Given task.
Can you transcribe the data exactly? Leave the pictures out.

-------------------------

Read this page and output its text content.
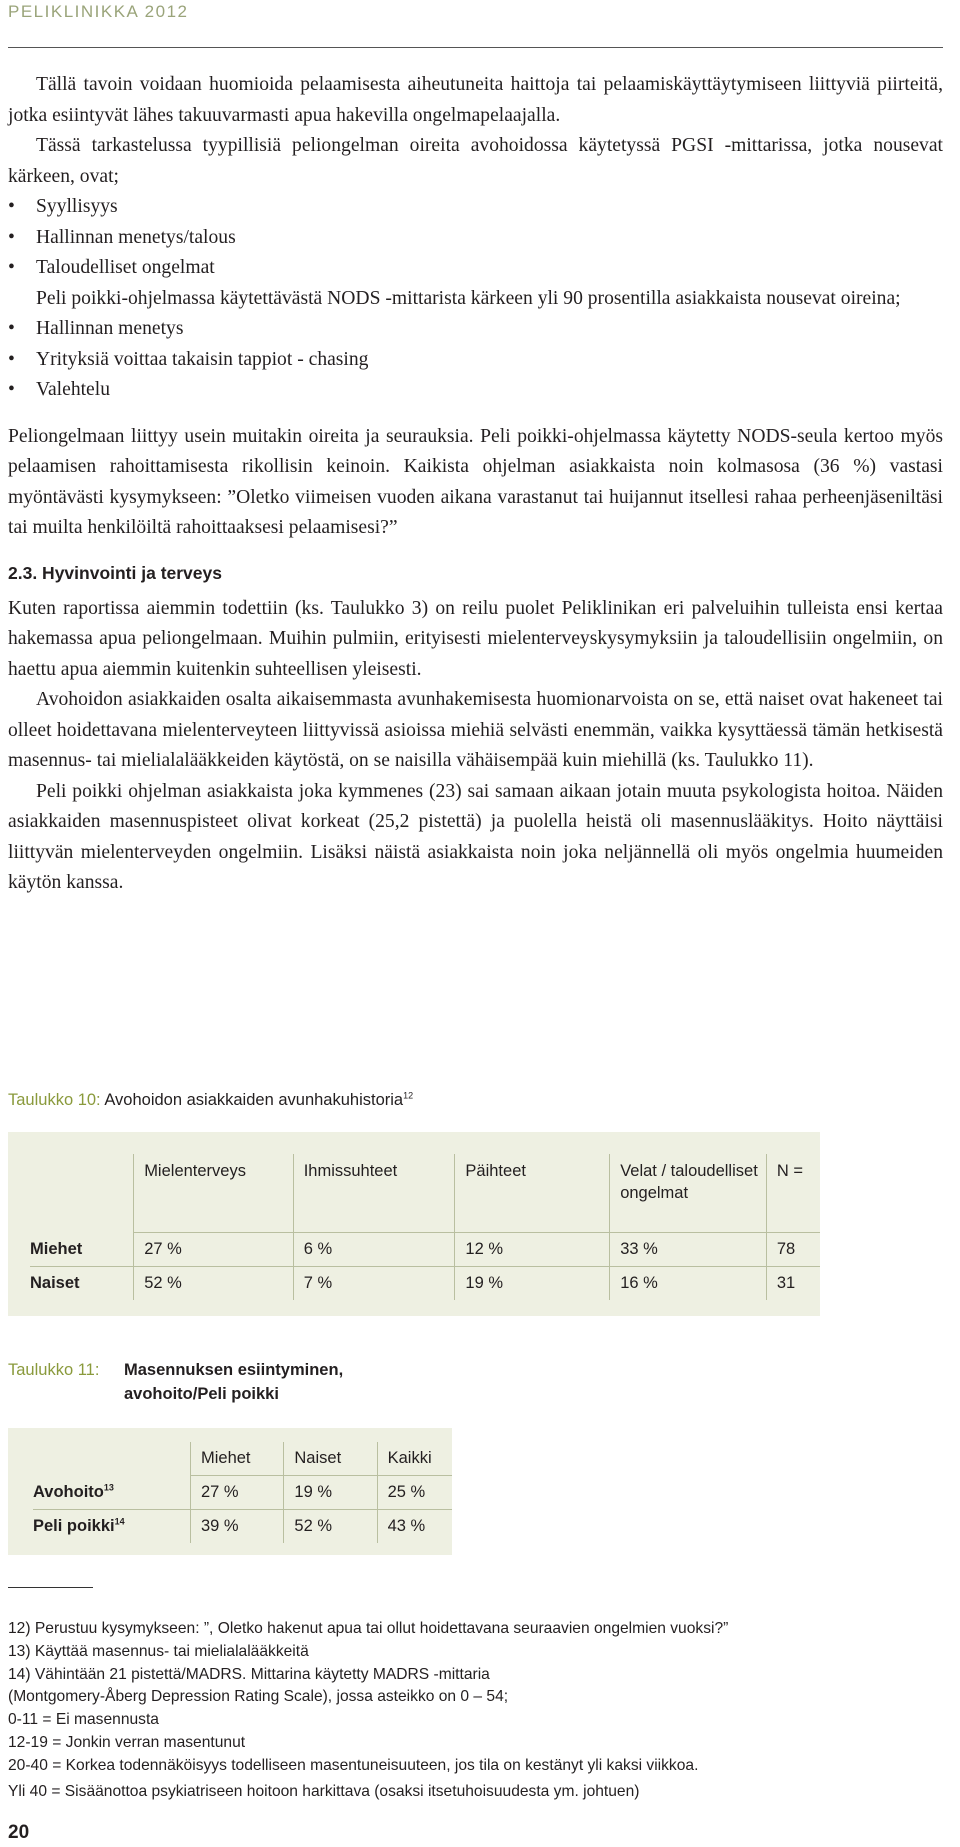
PELIKLINIKKA 2012

Tällä tavoin voidaan huomioida pelaamisesta aiheutuneita haittoja tai pelaamiskäyttäytymiseen liittyviä piirteitä, jotka esiintyvät lähes takuuvarmasti apua hakevilla ongelmapelaajalla.

Tässä tarkastelussa tyypillisiä peliongelman oireita avohoidossa käytetyssä PGSI -mittarissa, jotka nousevat kärkeen, ovat;

• Syyllisyys
• Hallinnan menetys/talous
• Taloudelliset ongelmat

Peli poikki-ohjelmassa käytettävästä NODS -mittarista kärkeen yli 90 prosentilla asiakkaista nousevat oireina;

• Hallinnan menetys
• Yrityksiä voittaa takaisin tappiot - chasing
• Valehtelu

Peliongelmaan liittyy usein muitakin oireita ja seurauksia. Peli poikki-ohjelmassa käytetty NODS-seula kertoo myös pelaamisen rahoittamisesta rikollisin keinoin. Kaikista ohjelman asiakkaista noin kolmasosa (36 %) vastasi myöntävästi kysymykseen: ”Oletko viimeisen vuoden aikana varastanut tai huijannut itsellesi rahaa perheenjäseniltäsi tai muilta henkilöiltä rahoittaaksesi pelaamisesi?”

2.3. Hyvinvointi ja terveys

Kuten raportissa aiemmin todettiin (ks. Taulukko 3) on reilu puolet Peliklinikan eri palveluihin tulleista ensi kertaa hakemassa apua peliongelmaan. Muihin pulmiin, erityisesti mielenterveyskysymyksiin ja taloudellisiin ongelmiin, on haettu apua aiemmin kuitenkin suhteellisen yleisesti.

Avohoidon asiakkaiden osalta aikaisemmasta avunhakemisesta huomionarvoista on se, että naiset ovat hakeneet tai olleet hoidettavana mielenterveyteen liittyvissä asioissa miehiä selvästi enemmän, vaikka kysyttäessä tämän hetkisestä masennus- tai mielialalääkkeiden käytöstä, on se naisilla vähäisempää kuin miehillä (ks. Taulukko 11).

Peli poikki ohjelman asiakkaista joka kymmenes (23) sai samaan aikaan jotain muuta psykologista hoitoa. Näiden asiakkaiden masennuspisteet olivat korkeat (25,2 pistettä) ja puolella heistä oli masennuslääkitys. Hoito näyttäisi liittyvän mielenterveyden ongelmiin. Lisäksi näistä asiakkaista noin joka neljännellä oli myös ongelmia huumeiden käytön kanssa.

Taulukko 10: Avohoidon asiakkaiden avunhakuhistoria$^{12}$
	Mielenterveys	Ihmissuhteet	Päihteet	Velat / taloudelliset ongelmat	N =
Miehet	27 %	6 %	12 %	33 %	78
Naiset	52 %	7 %	19 %	16 %	31
Taulukko 11: Masennuksen esiintyminen,
avohoito/Peli poikki
	Miehet	Naiset	Kaikki
Avohoito$^{13}$	27 %	19 %	25 %
Peli poikki$^{14}$	39 %	52 %	43 %
12) Perustuu kysymykseen: ”, Oletko hakenut apua tai ollut hoidettavana seuraavien ongelmien vuoksi?”
13) Käyttää masennus- tai mielialalääkkeitä
14) Vähintään 21 pistettä/MADRS. Mittarina käytetty MADRS -mittaria
(Montgomery-Åberg Depression Rating Scale), jossa asteikko on 0 – 54;
0-11 = Ei masennusta
12-19 = Jonkin verran masentunut
20-40 = Korkea todennäköisyys todelliseen masentuneisuuteen, jos tila on kestänyt yli kaksi viikkoa.
Yli 40 = Sisäänottoa psykiatriseen hoitoon harkittava (osaksi itsetuhoisuudesta ym. johtuen)
20
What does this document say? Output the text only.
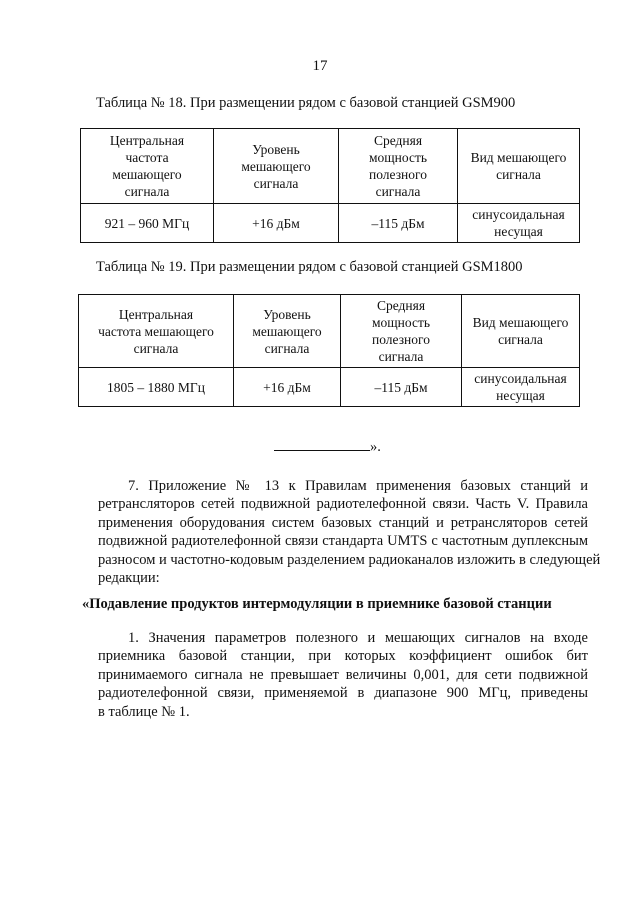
17
Таблица № 18. При размещении рядом с базовой станцией GSM900
Центральная
частота
мешающего
сигнала	Уровень
мешающего
сигнала	Средняя
мощность
полезного
сигнала	Вид мешающего
сигнала
921 – 960 МГц	+16 дБм	–115 дБм	синусоидальная
несущая
Таблица № 19. При размещении рядом с базовой станцией GSM1800
Центральная
частота мешающего
сигнала	Уровень
мешающего
сигнала	Средняя
мощность
полезного
сигнала	Вид мешающего
сигнала
1805 – 1880 МГц	+16 дБм	–115 дБм	синусоидальная
несущая
».
7. Приложение № 13 к Правилам применения базовых станций и
ретрансляторов сетей подвижной радиотелефонной связи. Часть V. Правила
применения оборудования систем базовых станций и ретрансляторов сетей
подвижной радиотелефонной связи стандарта UMTS с частотным дуплексным
разносом и частотно-кодовым разделением радиоканалов изложить в следующей
редакции:
«Подавление продуктов интермодуляции в приемнике базовой станции
1. Значения параметров полезного и мешающих сигналов на входе
приемника базовой станции, при которых коэффициент ошибок бит
принимаемого сигнала не превышает величины 0,001, для сети подвижной
радиотелефонной связи, применяемой в диапазоне 900 МГц, приведены
в таблице № 1.
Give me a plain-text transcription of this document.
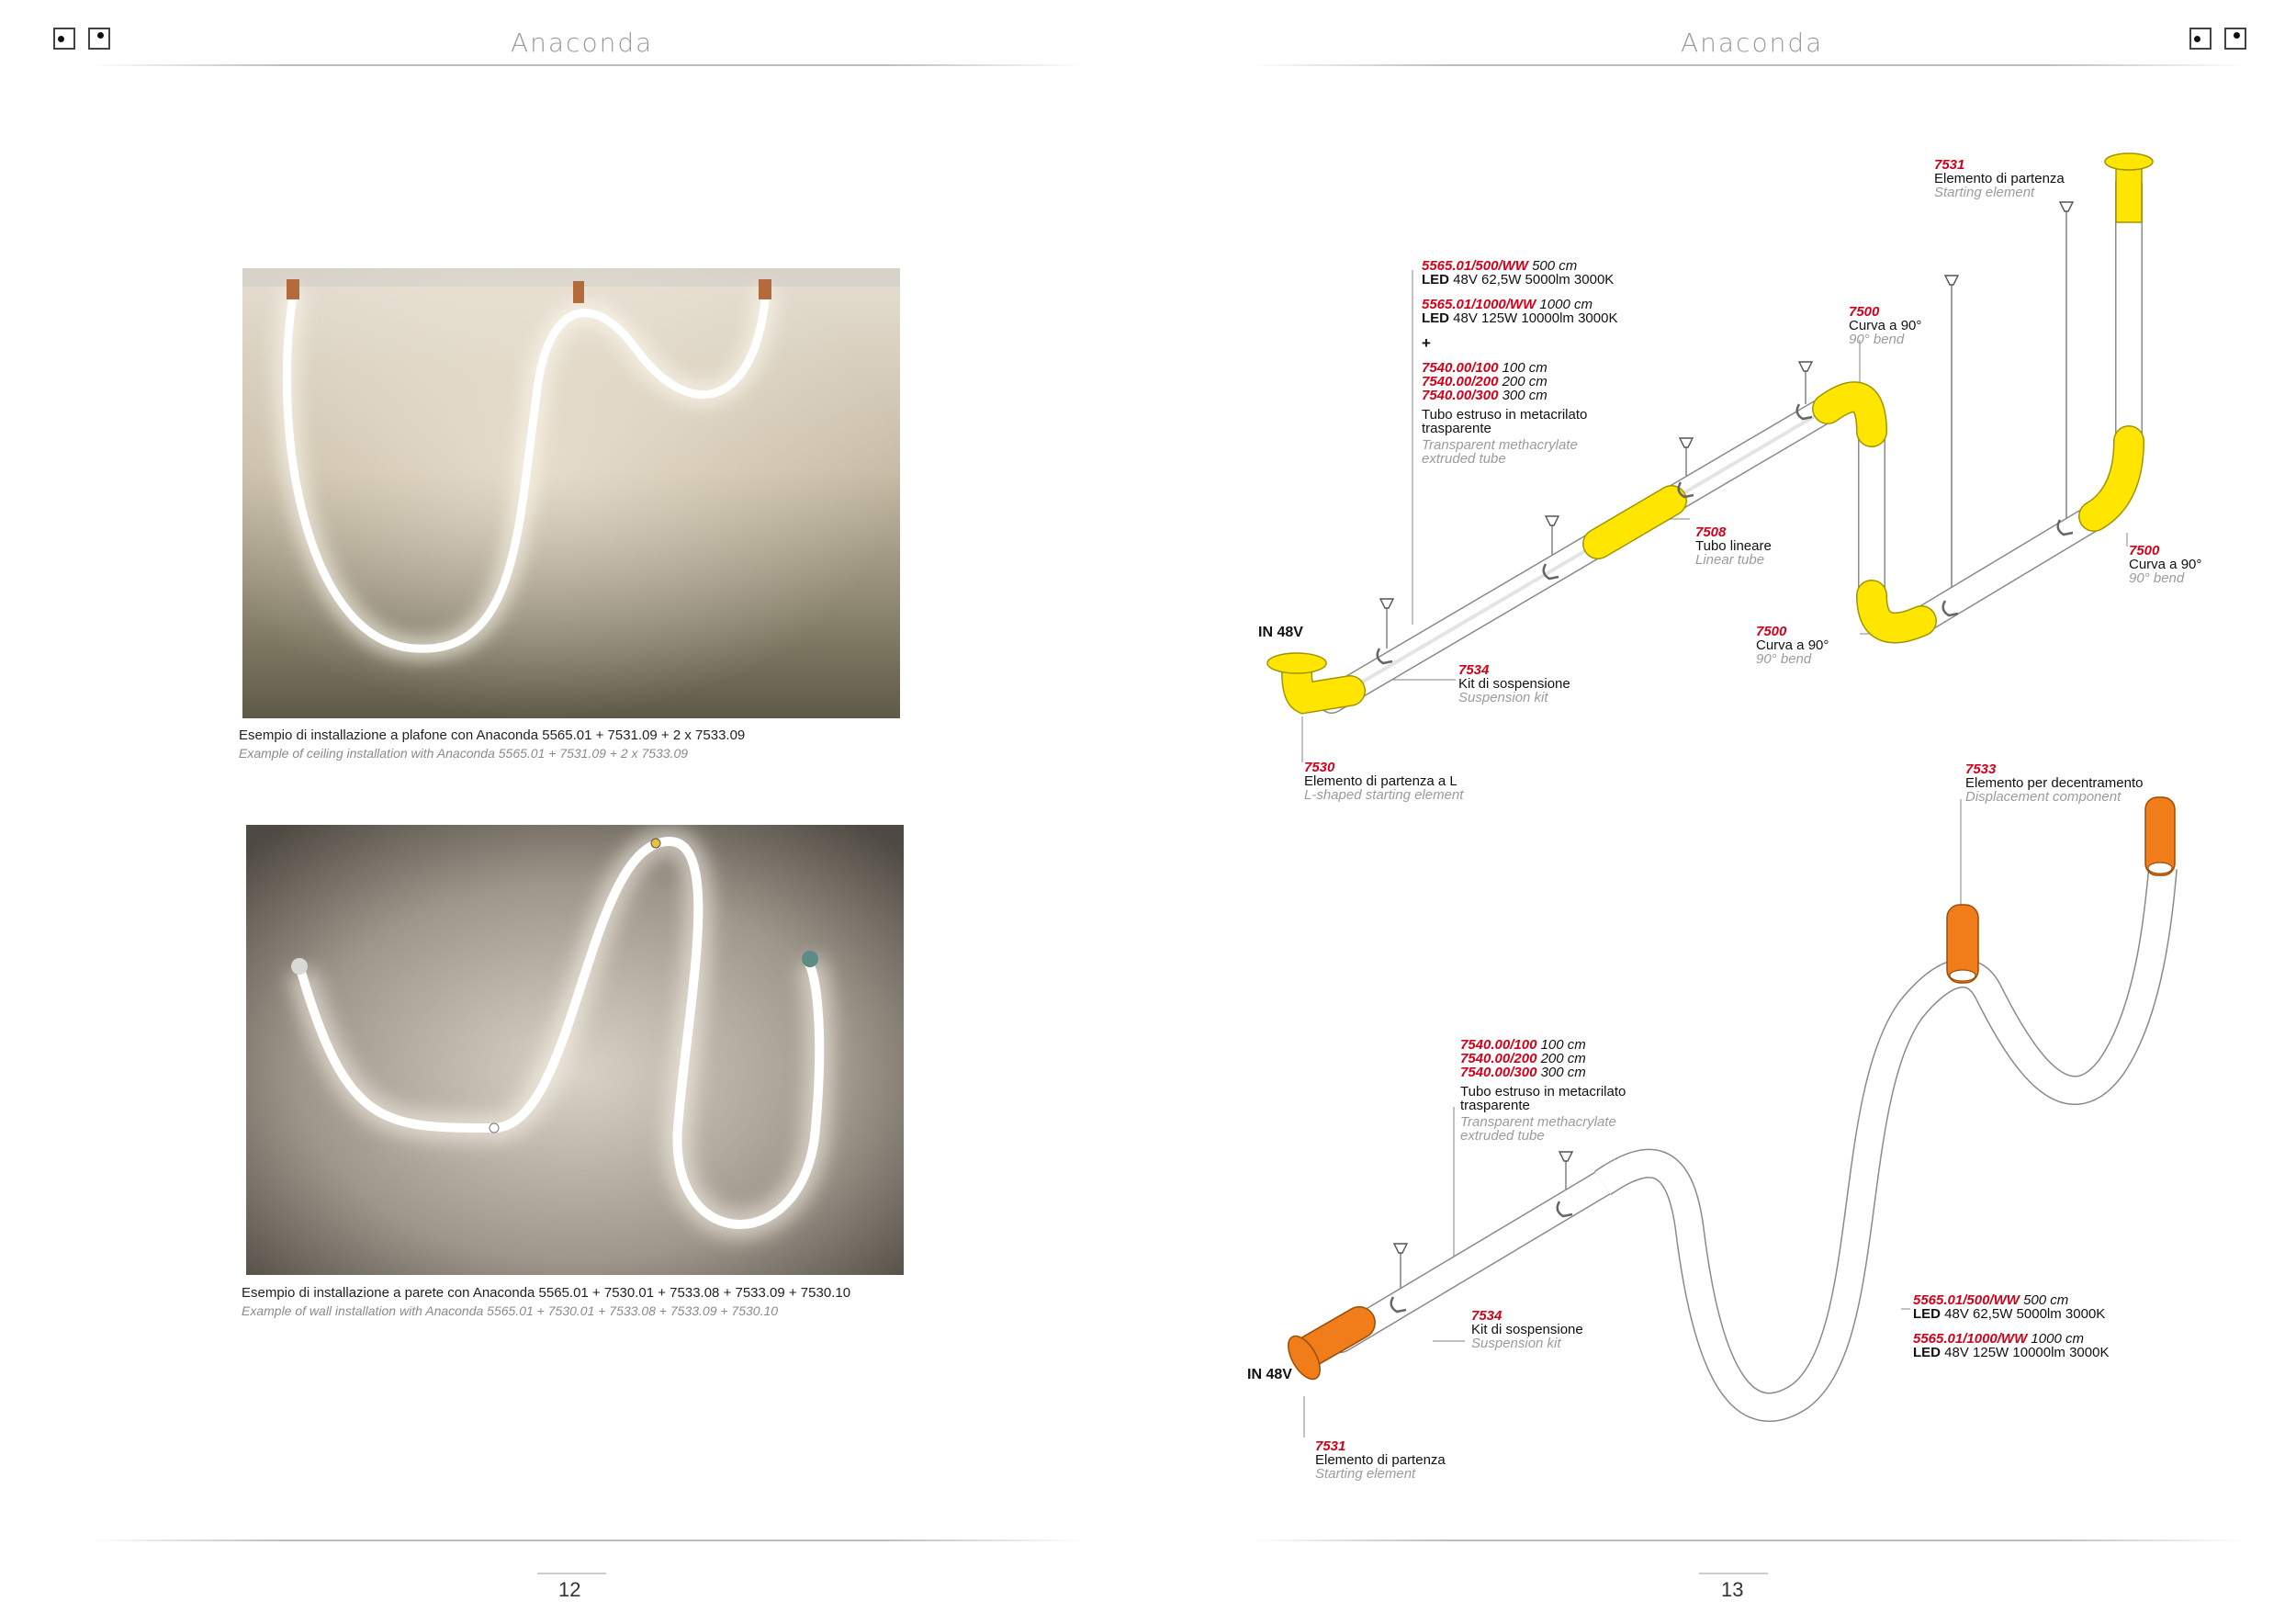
Anaconda	Anaconda
Esempio di installazione a plafone con Anaconda 5565.01 + 7531.09 + 2 x 7533.09
Example of ceiling installation with Anaconda 5565.01 + 7531.09 + 2 x 7533.09
Esempio di installazione a parete con Anaconda 5565.01 + 7530.01 + 7533.08 + 7533.09 + 7530.10
Example of wall installation with Anaconda 5565.01 + 7530.01 + 7533.08 + 7533.09 + 7530.10
12
5565.01/500/WW 500 cm
LED 48V 62,5W 5000lm 3000K
5565.01/1000/WW 1000 cm
LED 48V 125W 10000lm 3000K
+
7540.00/100 100 cm
7540.00/200 200 cm
7540.00/300 300 cm
Tubo estruso in metacrilato
trasparente
Transparent methacrylate
extruded tube
IN 48V
7530
Elemento di partenza a L
L-shaped starting element
7534
Kit di sospensione
Suspension kit
7508
Tubo lineare
Linear tube
7500
Curva a 90°
90° bend
7500
Curva a 90°
90° bend
7500
Curva a 90°
90° bend
7531
Elemento di partenza
Starting element
7533
Elemento per decentramento
Displacement component
7540.00/100 100 cm
7540.00/200 200 cm
7540.00/300 300 cm
Tubo estruso in metacrilato
trasparente
Transparent methacrylate
extruded tube
7534
Kit di sospensione
Suspension kit
IN 48V
7531
Elemento di partenza
Starting element
5565.01/500/WW 500 cm
LED 48V 62,5W 5000lm 3000K
5565.01/1000/WW 1000 cm
LED 48V 125W 10000lm 3000K
13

-------------------------

Solution for this task.
Read this page and output its text content.
PELIKLINIKKA 2012

Tällä tavoin voidaan huomioida pelaamisesta aiheutuneita haittoja tai pelaamiskäyttäytymiseen liittyviä piirteitä, jotka esiintyvät lähes takuuvarmasti apua hakevilla ongelmapelaajalla.

Tässä tarkastelussa tyypillisiä peliongelman oireita avohoidossa käytetyssä PGSI -mittarissa, jotka nousevat kärkeen, ovat;

• Syyllisyys
• Hallinnan menetys/talous
• Taloudelliset ongelmat

Peli poikki-ohjelmassa käytettävästä NODS -mittarista kärkeen yli 90 prosentilla asiakkaista nousevat oireina;

• Hallinnan menetys
• Yrityksiä voittaa takaisin tappiot - chasing
• Valehtelu

Peliongelmaan liittyy usein muitakin oireita ja seurauksia. Peli poikki-ohjelmassa käytetty NODS-seula kertoo myös pelaamisen rahoittamisesta rikollisin keinoin. Kaikista ohjelman asiakkaista noin kolmasosa (36 %) vastasi myöntävästi kysymykseen: ”Oletko viimeisen vuoden aikana varastanut tai huijannut itsellesi rahaa perheenjäseniltäsi tai muilta henkilöiltä rahoittaaksesi pelaamisesi?”

2.3. Hyvinvointi ja terveys

Kuten raportissa aiemmin todettiin (ks. Taulukko 3) on reilu puolet Peliklinikan eri palveluihin tulleista ensi kertaa hakemassa apua peliongelmaan. Muihin pulmiin, erityisesti mielenterveyskysymyksiin ja taloudellisiin ongelmiin, on haettu apua aiemmin kuitenkin suhteellisen yleisesti.

Avohoidon asiakkaiden osalta aikaisemmasta avunhakemisesta huomionarvoista on se, että naiset ovat hakeneet tai olleet hoidettavana mielenterveyteen liittyvissä asioissa miehiä selvästi enemmän, vaikka kysyttäessä tämän hetkisestä masennus- tai mielialalääkkeiden käytöstä, on se naisilla vähäisempää kuin miehillä (ks. Taulukko 11).

Peli poikki ohjelman asiakkaista joka kymmenes (23) sai samaan aikaan jotain muuta psykologista hoitoa. Näiden asiakkaiden masennuspisteet olivat korkeat (25,2 pistettä) ja puolella heistä oli masennuslääkitys. Hoito näyttäisi liittyvän mielenterveyden ongelmiin. Lisäksi näistä asiakkaista noin joka neljännellä oli myös ongelmia huumeiden käytön kanssa.

Taulukko 10: Avohoidon asiakkaiden avunhakuhistoria$^{12}$
	Mielenterveys	Ihmissuhteet	Päihteet	Velat / taloudelliset ongelmat	N =
Miehet	27 %	6 %	12 %	33 %	78
Naiset	52 %	7 %	19 %	16 %	31
Taulukko 11: Masennuksen esiintyminen,
avohoito/Peli poikki
	Miehet	Naiset	Kaikki
Avohoito$^{13}$	27 %	19 %	25 %
Peli poikki$^{14}$	39 %	52 %	43 %
12) Perustuu kysymykseen: ”, Oletko hakenut apua tai ollut hoidettavana seuraavien ongelmien vuoksi?”
13) Käyttää masennus- tai mielialalääkkeitä
14) Vähintään 21 pistettä/MADRS. Mittarina käytetty MADRS -mittaria
(Montgomery-Åberg Depression Rating Scale), jossa asteikko on 0 – 54;
0-11 = Ei masennusta
12-19 = Jonkin verran masentunut
20-40 = Korkea todennäköisyys todelliseen masentuneisuuteen, jos tila on kestänyt yli kaksi viikkoa.
Yli 40 = Sisäänottoa psykiatriseen hoitoon harkittava (osaksi itsetuhoisuudesta ym. johtuen)
20
What does this document say? Output the text only.
17
Таблица № 18. При размещении рядом с базовой станцией GSM900
Центральная
частота
мешающего
сигнала	Уровень
мешающего
сигнала	Средняя
мощность
полезного
сигнала	Вид мешающего
сигнала
921 – 960 МГц	+16 дБм	–115 дБм	синусоидальная
несущая
Таблица № 19. При размещении рядом с базовой станцией GSM1800
Центральная
частота мешающего
сигнала	Уровень
мешающего
сигнала	Средняя
мощность
полезного
сигнала	Вид мешающего
сигнала
1805 – 1880 МГц	+16 дБм	–115 дБм	синусоидальная
несущая
».
7. Приложение № 13 к Правилам применения базовых станций и
ретрансляторов сетей подвижной радиотелефонной связи. Часть V. Правила
применения оборудования систем базовых станций и ретрансляторов сетей
подвижной радиотелефонной связи стандарта UMTS с частотным дуплексным
разносом и частотно-кодовым разделением радиоканалов изложить в следующей
редакции:
«Подавление продуктов интермодуляции в приемнике базовой станции
1. Значения параметров полезного и мешающих сигналов на входе
приемника базовой станции, при которых коэффициент ошибок бит
принимаемого сигнала не превышает величины 0,001, для сети подвижной
радиотелефонной связи, применяемой в диапазоне 900 МГц, приведены
в таблице № 1.
Give me a plain-text transcription of this document.
Anaconda	Anaconda
Esempio di installazione a plafone con Anaconda 5565.01 + 7531.09 + 2 x 7533.09
Example of ceiling installation with Anaconda 5565.01 + 7531.09 + 2 x 7533.09
Esempio di installazione a parete con Anaconda 5565.01 + 7530.01 + 7533.08 + 7533.09 + 7530.10
Example of wall installation with Anaconda 5565.01 + 7530.01 + 7533.08 + 7533.09 + 7530.10
12
5565.01/500/WW 500 cm
LED 48V 62,5W 5000lm 3000K
5565.01/1000/WW 1000 cm
LED 48V 125W 10000lm 3000K
+
7540.00/100 100 cm
7540.00/200 200 cm
7540.00/300 300 cm
Tubo estruso in metacrilato
trasparente
Transparent methacrylate
extruded tube
IN 48V
7530
Elemento di partenza a L
L-shaped starting element
7534
Kit di sospensione
Suspension kit
7508
Tubo lineare
Linear tube
7500
Curva a 90°
90° bend
7500
Curva a 90°
90° bend
7500
Curva a 90°
90° bend
7531
Elemento di partenza
Starting element
7533
Elemento per decentramento
Displacement component
7540.00/100 100 cm
7540.00/200 200 cm
7540.00/300 300 cm
Tubo estruso in metacrilato
trasparente
Transparent methacrylate
extruded tube
7534
Kit di sospensione
Suspension kit
IN 48V
7531
Elemento di partenza
Starting element
5565.01/500/WW 500 cm
LED 48V 62,5W 5000lm 3000K
5565.01/1000/WW 1000 cm
LED 48V 125W 10000lm 3000K
13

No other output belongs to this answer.